* EXERCISE MATERIALS:
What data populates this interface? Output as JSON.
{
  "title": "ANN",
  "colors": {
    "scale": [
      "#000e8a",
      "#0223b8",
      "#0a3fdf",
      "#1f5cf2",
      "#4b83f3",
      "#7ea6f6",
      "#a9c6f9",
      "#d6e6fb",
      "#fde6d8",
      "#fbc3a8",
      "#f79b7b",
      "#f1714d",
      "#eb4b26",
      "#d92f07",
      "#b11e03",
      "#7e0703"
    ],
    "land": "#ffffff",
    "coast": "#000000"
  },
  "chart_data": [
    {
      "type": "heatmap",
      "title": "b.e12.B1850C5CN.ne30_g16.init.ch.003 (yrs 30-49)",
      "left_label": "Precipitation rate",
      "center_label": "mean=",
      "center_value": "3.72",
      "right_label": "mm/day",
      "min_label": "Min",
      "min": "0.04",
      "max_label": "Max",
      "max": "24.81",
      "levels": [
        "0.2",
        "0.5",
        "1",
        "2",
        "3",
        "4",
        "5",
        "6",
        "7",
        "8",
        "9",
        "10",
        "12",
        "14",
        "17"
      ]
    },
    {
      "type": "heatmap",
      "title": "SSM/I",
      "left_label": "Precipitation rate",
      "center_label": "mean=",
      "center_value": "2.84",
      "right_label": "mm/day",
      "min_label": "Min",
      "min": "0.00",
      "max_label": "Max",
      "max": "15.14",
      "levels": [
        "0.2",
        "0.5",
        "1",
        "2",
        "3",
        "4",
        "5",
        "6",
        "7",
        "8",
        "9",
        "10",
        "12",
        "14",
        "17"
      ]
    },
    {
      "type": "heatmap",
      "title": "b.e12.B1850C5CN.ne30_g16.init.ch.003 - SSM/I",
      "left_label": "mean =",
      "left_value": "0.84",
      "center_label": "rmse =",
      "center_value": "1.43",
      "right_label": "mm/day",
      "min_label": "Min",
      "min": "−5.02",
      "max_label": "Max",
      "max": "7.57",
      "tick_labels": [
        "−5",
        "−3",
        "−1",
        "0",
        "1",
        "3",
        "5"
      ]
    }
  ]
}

* YOUR GOAL: Return the whole listing exactly, with every line included.

* TASK RESULT:
What data populates this interface? Output as JSON.
{
  "title": "ANN",
  "colors": {
    "scale": [
      "#000e8a",
      "#0223b8",
      "#0a3fdf",
      "#1f5cf2",
      "#4b83f3",
      "#7ea6f6",
      "#a9c6f9",
      "#d6e6fb",
      "#fde6d8",
      "#fbc3a8",
      "#f79b7b",
      "#f1714d",
      "#eb4b26",
      "#d92f07",
      "#b11e03",
      "#7e0703"
    ],
    "land": "#ffffff",
    "coast": "#000000"
  },
  "chart_data": [
    {
      "type": "heatmap",
      "title": "b.e12.B1850C5CN.ne30_g16.init.ch.003 (yrs 30-49)",
      "left_label": "Precipitation rate",
      "center_label": "mean=",
      "center_value": "3.72",
      "right_label": "mm/day",
      "min_label": "Min",
      "min": "0.04",
      "max_label": "Max",
      "max": "24.81",
      "levels": [
        "0.2",
        "0.5",
        "1",
        "2",
        "3",
        "4",
        "5",
        "6",
        "7",
        "8",
        "9",
        "10",
        "12",
        "14",
        "17"
      ]
    },
    {
      "type": "heatmap",
      "title": "SSM/I",
      "left_label": "Precipitation rate",
      "center_label": "mean=",
      "center_value": "2.84",
      "right_label": "mm/day",
      "min_label": "Min",
      "min": "0.00",
      "max_label": "Max",
      "max": "15.14",
      "levels": [
        "0.2",
        "0.5",
        "1",
        "2",
        "3",
        "4",
        "5",
        "6",
        "7",
        "8",
        "9",
        "10",
        "12",
        "14",
        "17"
      ]
    },
    {
      "type": "heatmap",
      "title": "b.e12.B1850C5CN.ne30_g16.init.ch.003 - SSM/I",
      "left_label": "mean =",
      "left_value": "0.84",
      "center_label": "rmse =",
      "center_value": "1.43",
      "right_label": "mm/day",
      "min_label": "Min",
      "min": "−5.02",
      "max_label": "Max",
      "max": "7.57",
      "tick_labels": [
        "−5",
        "−3",
        "−1",
        "0",
        "1",
        "3",
        "5"
      ]
    }
  ]
}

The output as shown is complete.